- _Stored data_
┌──
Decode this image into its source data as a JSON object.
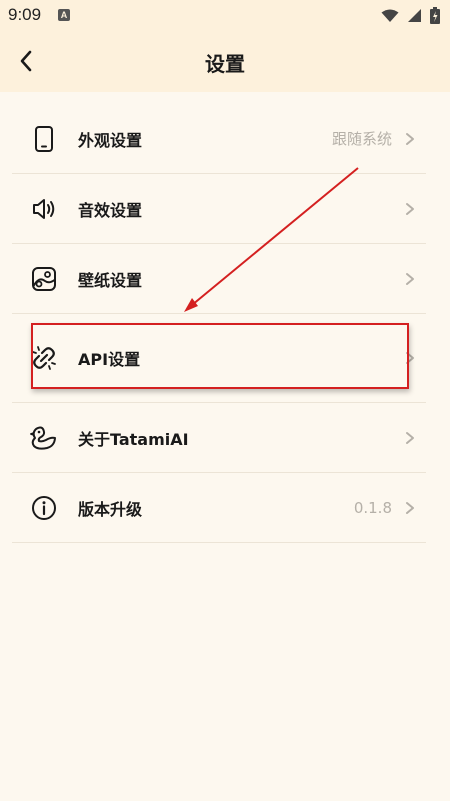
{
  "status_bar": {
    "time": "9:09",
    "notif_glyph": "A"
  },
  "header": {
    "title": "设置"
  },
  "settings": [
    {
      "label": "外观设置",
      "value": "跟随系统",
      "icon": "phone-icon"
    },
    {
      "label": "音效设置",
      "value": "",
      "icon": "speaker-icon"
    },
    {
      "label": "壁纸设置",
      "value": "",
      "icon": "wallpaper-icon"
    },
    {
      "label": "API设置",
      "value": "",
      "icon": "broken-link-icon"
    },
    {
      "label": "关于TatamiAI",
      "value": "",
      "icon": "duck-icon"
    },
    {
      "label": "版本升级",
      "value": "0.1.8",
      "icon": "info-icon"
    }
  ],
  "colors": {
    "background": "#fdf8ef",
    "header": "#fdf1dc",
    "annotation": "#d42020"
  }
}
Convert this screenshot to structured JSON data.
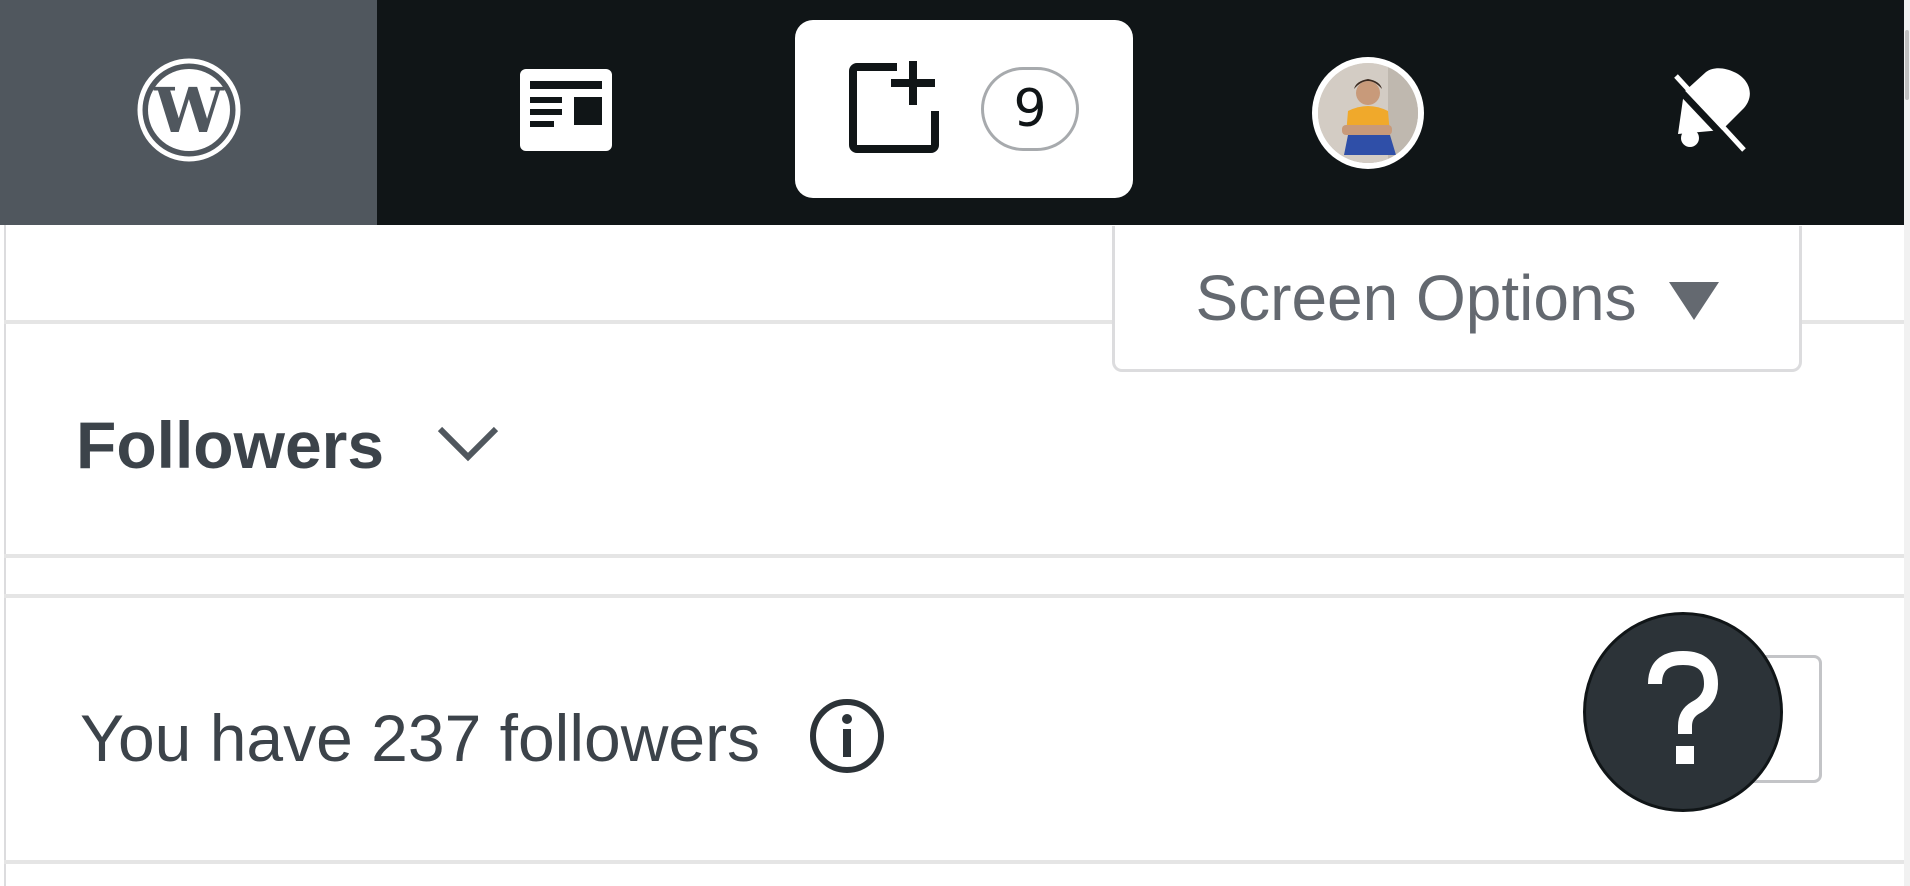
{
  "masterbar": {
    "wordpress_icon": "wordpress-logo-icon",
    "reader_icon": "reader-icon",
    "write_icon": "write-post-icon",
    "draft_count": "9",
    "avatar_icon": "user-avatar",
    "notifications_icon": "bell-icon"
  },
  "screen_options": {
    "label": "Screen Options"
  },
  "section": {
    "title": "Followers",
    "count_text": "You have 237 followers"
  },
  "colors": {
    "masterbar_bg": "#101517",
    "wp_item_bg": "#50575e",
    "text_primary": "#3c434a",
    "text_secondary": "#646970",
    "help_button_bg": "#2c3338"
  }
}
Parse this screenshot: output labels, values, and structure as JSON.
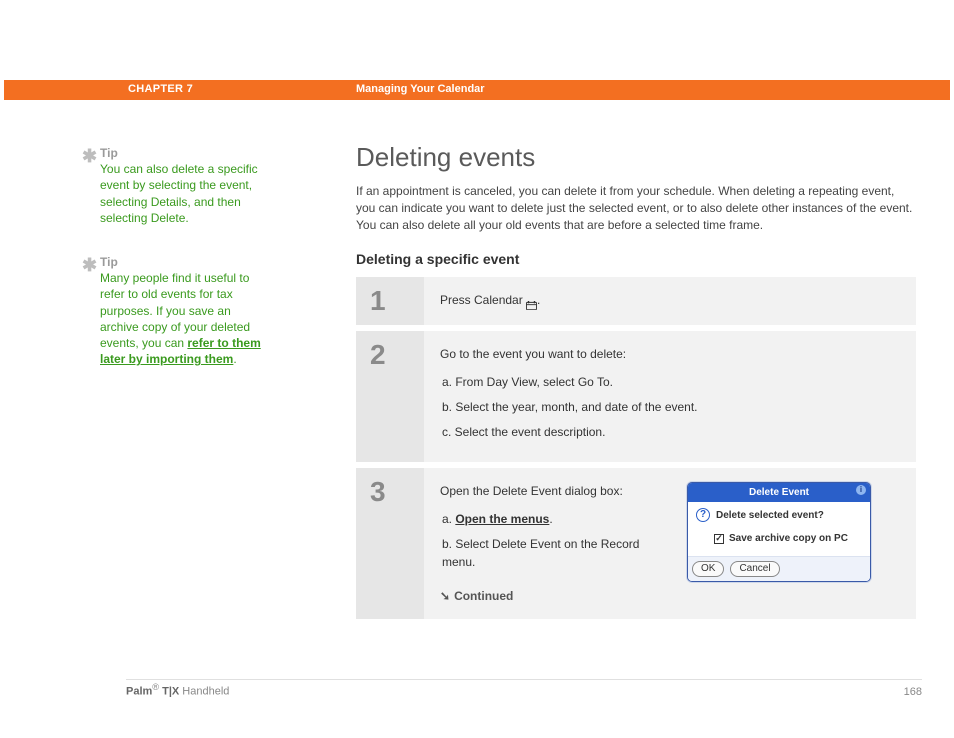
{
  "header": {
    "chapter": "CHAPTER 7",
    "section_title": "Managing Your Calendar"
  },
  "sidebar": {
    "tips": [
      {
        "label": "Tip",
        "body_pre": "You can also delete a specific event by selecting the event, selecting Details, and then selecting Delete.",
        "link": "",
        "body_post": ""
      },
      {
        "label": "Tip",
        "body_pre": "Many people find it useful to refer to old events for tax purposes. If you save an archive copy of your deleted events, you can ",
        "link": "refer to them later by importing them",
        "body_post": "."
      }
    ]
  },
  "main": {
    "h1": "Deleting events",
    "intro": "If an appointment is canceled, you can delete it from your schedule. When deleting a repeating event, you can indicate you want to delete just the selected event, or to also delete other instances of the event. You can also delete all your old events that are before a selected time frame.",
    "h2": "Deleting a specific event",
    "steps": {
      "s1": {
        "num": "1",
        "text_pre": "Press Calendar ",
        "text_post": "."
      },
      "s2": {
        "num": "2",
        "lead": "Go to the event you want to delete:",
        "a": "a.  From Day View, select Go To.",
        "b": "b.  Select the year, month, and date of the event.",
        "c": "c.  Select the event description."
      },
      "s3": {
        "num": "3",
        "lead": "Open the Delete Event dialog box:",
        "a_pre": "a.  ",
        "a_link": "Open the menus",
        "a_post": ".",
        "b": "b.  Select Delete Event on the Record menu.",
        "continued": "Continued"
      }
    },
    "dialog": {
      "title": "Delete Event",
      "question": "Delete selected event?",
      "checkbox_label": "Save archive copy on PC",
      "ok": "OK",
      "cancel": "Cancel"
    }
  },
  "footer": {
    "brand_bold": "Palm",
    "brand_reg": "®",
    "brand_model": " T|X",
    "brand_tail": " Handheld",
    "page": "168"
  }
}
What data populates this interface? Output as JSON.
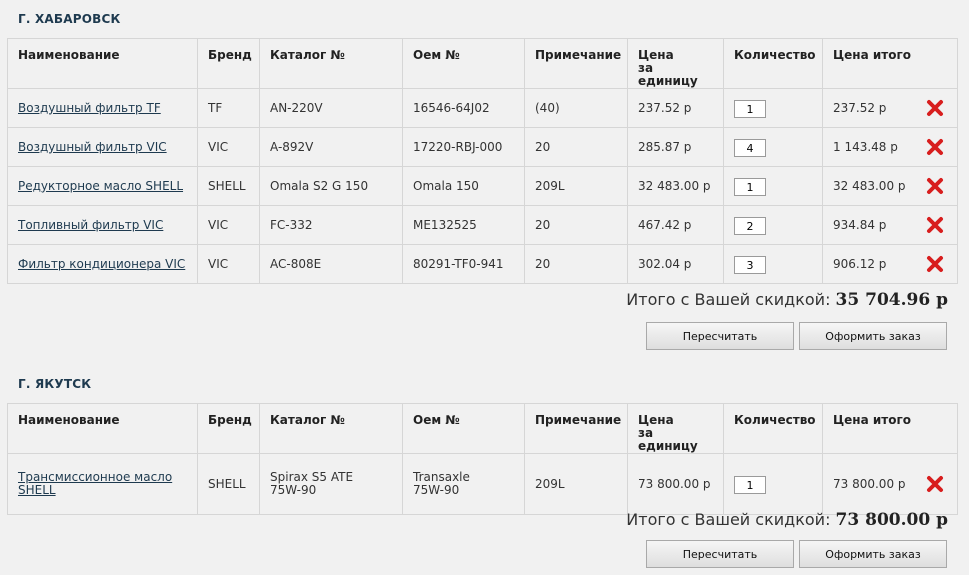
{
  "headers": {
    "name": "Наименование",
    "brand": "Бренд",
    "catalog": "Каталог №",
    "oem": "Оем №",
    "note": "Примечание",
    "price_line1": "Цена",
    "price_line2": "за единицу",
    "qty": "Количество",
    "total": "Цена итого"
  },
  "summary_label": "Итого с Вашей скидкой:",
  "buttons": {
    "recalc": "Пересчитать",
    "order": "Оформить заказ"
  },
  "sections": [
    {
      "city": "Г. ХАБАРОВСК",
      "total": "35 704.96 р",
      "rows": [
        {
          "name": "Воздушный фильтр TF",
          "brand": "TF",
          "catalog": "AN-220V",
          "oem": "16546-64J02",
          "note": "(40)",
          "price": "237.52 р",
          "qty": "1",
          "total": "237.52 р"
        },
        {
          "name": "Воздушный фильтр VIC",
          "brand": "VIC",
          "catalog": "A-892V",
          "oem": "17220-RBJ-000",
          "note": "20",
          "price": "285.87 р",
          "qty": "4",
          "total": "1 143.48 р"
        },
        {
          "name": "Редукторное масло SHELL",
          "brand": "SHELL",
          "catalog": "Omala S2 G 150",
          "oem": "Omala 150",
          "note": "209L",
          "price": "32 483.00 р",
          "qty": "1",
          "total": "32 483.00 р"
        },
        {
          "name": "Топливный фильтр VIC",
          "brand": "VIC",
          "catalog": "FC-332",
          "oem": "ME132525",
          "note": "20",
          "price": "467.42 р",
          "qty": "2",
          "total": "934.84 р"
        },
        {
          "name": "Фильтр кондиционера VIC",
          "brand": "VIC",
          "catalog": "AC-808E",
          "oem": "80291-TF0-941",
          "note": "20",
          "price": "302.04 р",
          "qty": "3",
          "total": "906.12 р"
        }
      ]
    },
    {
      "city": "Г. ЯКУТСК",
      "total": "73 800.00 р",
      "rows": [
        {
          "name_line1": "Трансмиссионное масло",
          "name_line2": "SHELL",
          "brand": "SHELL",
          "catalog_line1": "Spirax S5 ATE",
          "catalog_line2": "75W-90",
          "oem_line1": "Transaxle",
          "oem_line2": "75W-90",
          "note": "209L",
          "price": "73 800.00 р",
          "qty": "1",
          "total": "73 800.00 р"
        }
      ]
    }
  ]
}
└──
- _EXERCISE OBJECTIVE_
Count every line in the preceding entries where the string "want" appears, then state only the total.

- _SOLUTION_
2